◆ REQUIREMENTS: Your task is to output the data exactly as it stands.

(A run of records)
***

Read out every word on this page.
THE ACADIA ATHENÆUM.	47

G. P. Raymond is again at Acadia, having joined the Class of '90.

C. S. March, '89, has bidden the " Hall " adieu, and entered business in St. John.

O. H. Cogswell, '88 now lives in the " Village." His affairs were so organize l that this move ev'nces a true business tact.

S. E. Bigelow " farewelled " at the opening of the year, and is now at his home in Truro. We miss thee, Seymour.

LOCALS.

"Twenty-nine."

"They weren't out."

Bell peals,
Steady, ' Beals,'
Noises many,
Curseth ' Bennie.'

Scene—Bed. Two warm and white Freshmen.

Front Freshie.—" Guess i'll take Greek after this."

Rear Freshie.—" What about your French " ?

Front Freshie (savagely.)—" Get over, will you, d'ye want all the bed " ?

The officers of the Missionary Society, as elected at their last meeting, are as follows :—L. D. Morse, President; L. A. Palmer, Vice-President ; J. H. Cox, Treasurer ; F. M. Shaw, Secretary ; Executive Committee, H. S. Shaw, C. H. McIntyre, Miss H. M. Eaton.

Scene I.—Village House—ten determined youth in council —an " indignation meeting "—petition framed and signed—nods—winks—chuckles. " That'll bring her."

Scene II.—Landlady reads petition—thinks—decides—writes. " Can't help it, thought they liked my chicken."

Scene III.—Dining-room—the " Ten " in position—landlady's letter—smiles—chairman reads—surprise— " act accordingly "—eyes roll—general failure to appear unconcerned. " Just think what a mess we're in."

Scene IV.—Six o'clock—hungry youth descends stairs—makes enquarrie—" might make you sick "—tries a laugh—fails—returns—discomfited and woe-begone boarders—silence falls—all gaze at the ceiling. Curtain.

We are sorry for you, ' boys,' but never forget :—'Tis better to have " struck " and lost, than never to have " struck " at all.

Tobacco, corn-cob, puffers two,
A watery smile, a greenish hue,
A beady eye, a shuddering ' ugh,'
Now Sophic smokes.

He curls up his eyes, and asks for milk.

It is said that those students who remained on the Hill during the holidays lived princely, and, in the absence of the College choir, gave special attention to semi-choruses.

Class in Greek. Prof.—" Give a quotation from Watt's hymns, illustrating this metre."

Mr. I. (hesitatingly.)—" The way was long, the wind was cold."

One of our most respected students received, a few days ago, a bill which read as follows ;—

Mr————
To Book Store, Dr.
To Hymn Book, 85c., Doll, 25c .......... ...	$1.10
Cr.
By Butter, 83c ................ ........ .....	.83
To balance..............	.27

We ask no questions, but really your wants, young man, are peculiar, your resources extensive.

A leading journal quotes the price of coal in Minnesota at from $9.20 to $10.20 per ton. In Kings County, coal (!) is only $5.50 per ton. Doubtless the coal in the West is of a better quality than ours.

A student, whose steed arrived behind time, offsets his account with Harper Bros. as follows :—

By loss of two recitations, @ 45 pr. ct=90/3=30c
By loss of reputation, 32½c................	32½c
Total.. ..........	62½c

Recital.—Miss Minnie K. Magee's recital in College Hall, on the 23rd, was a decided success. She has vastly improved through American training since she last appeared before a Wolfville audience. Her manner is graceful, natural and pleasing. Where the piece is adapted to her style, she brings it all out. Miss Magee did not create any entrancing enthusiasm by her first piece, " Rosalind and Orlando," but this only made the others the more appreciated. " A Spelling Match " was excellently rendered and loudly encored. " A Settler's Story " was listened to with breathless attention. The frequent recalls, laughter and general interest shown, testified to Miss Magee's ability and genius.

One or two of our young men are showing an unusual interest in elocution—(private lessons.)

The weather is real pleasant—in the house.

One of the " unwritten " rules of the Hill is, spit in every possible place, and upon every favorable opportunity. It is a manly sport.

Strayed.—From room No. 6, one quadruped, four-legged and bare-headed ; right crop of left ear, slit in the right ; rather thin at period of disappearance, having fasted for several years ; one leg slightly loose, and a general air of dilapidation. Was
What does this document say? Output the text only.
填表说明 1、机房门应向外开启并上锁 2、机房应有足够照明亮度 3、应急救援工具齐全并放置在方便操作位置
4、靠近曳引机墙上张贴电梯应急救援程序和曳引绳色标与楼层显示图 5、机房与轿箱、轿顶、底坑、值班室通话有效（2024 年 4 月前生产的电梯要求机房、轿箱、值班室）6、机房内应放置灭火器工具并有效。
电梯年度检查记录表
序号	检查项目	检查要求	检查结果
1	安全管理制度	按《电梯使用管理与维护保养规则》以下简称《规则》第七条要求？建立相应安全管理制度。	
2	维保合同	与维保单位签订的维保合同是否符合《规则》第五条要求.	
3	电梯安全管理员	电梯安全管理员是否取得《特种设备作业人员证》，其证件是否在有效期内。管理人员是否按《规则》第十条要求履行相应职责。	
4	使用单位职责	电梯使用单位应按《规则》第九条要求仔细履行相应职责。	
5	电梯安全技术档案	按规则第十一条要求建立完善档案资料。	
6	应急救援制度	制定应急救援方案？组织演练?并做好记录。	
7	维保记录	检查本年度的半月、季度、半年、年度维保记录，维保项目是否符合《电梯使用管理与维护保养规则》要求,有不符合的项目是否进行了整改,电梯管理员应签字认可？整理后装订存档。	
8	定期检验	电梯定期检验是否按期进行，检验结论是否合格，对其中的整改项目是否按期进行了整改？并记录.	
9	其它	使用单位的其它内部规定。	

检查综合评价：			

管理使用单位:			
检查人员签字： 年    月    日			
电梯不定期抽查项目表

***

◆ ANSWER FOR THIS EXERCISE:
Read out every word on this page.
THE ACADIA ATHENÆUM.	47

G. P. Raymond is again at Acadia, having joined the Class of '90.

C. S. March, '89, has bidden the " Hall " adieu, and entered business in St. John.

O. H. Cogswell, '88 now lives in the " Village." His affairs were so organize l that this move ev'nces a true business tact.

S. E. Bigelow " farewelled " at the opening of the year, and is now at his home in Truro. We miss thee, Seymour.

LOCALS.

"Twenty-nine."

"They weren't out."

Bell peals,
Steady, ' Beals,'
Noises many,
Curseth ' Bennie.'

Scene—Bed. Two warm and white Freshmen.

Front Freshie.—" Guess i'll take Greek after this."

Rear Freshie.—" What about your French " ?

Front Freshie (savagely.)—" Get over, will you, d'ye want all the bed " ?

The officers of the Missionary Society, as elected at their last meeting, are as follows :—L. D. Morse, President; L. A. Palmer, Vice-President ; J. H. Cox, Treasurer ; F. M. Shaw, Secretary ; Executive Committee, H. S. Shaw, C. H. McIntyre, Miss H. M. Eaton.

Scene I.—Village House—ten determined youth in council —an " indignation meeting "—petition framed and signed—nods—winks—chuckles. " That'll bring her."

Scene II.—Landlady reads petition—thinks—decides—writes. " Can't help it, thought they liked my chicken."

Scene III.—Dining-room—the " Ten " in position—landlady's letter—smiles—chairman reads—surprise— " act accordingly "—eyes roll—general failure to appear unconcerned. " Just think what a mess we're in."

Scene IV.—Six o'clock—hungry youth descends stairs—makes enquarrie—" might make you sick "—tries a laugh—fails—returns—discomfited and woe-begone boarders—silence falls—all gaze at the ceiling. Curtain.

We are sorry for you, ' boys,' but never forget :—'Tis better to have " struck " and lost, than never to have " struck " at all.

Tobacco, corn-cob, puffers two,
A watery smile, a greenish hue,
A beady eye, a shuddering ' ugh,'
Now Sophic smokes.

He curls up his eyes, and asks for milk.

It is said that those students who remained on the Hill during the holidays lived princely, and, in the absence of the College choir, gave special attention to semi-choruses.

Class in Greek. Prof.—" Give a quotation from Watt's hymns, illustrating this metre."

Mr. I. (hesitatingly.)—" The way was long, the wind was cold."

One of our most respected students received, a few days ago, a bill which read as follows ;—

Mr————
To Book Store, Dr.
To Hymn Book, 85c., Doll, 25c .......... ...	$1.10
Cr.
By Butter, 83c ................ ........ .....	.83
To balance..............	.27

We ask no questions, but really your wants, young man, are peculiar, your resources extensive.

A leading journal quotes the price of coal in Minnesota at from $9.20 to $10.20 per ton. In Kings County, coal (!) is only $5.50 per ton. Doubtless the coal in the West is of a better quality than ours.

A student, whose steed arrived behind time, offsets his account with Harper Bros. as follows :—

By loss of two recitations, @ 45 pr. ct=90/3=30c
By loss of reputation, 32½c................	32½c
Total.. ..........	62½c

Recital.—Miss Minnie K. Magee's recital in College Hall, on the 23rd, was a decided success. She has vastly improved through American training since she last appeared before a Wolfville audience. Her manner is graceful, natural and pleasing. Where the piece is adapted to her style, she brings it all out. Miss Magee did not create any entrancing enthusiasm by her first piece, " Rosalind and Orlando," but this only made the others the more appreciated. " A Spelling Match " was excellently rendered and loudly encored. " A Settler's Story " was listened to with breathless attention. The frequent recalls, laughter and general interest shown, testified to Miss Magee's ability and genius.

One or two of our young men are showing an unusual interest in elocution—(private lessons.)

The weather is real pleasant—in the house.

One of the " unwritten " rules of the Hill is, spit in every possible place, and upon every favorable opportunity. It is a manly sport.

Strayed.—From room No. 6, one quadruped, four-legged and bare-headed ; right crop of left ear, slit in the right ; rather thin at period of disappearance, having fasted for several years ; one leg slightly loose, and a general air of dilapidation. Was
What does this document say? Output the text only.
填表说明 1、机房门应向外开启并上锁 2、机房应有足够照明亮度 3、应急救援工具齐全并放置在方便操作位置
4、靠近曳引机墙上张贴电梯应急救援程序和曳引绳色标与楼层显示图 5、机房与轿箱、轿顶、底坑、值班室通话有效（2024 年 4 月前生产的电梯要求机房、轿箱、值班室）6、机房内应放置灭火器工具并有效。
电梯年度检查记录表
序号	检查项目	检查要求	检查结果
1	安全管理制度	按《电梯使用管理与维护保养规则》以下简称《规则》第七条要求？建立相应安全管理制度。	
2	维保合同	与维保单位签订的维保合同是否符合《规则》第五条要求.	
3	电梯安全管理员	电梯安全管理员是否取得《特种设备作业人员证》，其证件是否在有效期内。管理人员是否按《规则》第十条要求履行相应职责。	
4	使用单位职责	电梯使用单位应按《规则》第九条要求仔细履行相应职责。	
5	电梯安全技术档案	按规则第十一条要求建立完善档案资料。	
6	应急救援制度	制定应急救援方案？组织演练?并做好记录。	
7	维保记录	检查本年度的半月、季度、半年、年度维保记录，维保项目是否符合《电梯使用管理与维护保养规则》要求,有不符合的项目是否进行了整改,电梯管理员应签字认可？整理后装订存档。	
8	定期检验	电梯定期检验是否按期进行，检验结论是否合格，对其中的整改项目是否按期进行了整改？并记录.	
9	其它	使用单位的其它内部规定。	

检查综合评价：			

管理使用单位:			
检查人员签字： 年    月    日			
电梯不定期抽查项目表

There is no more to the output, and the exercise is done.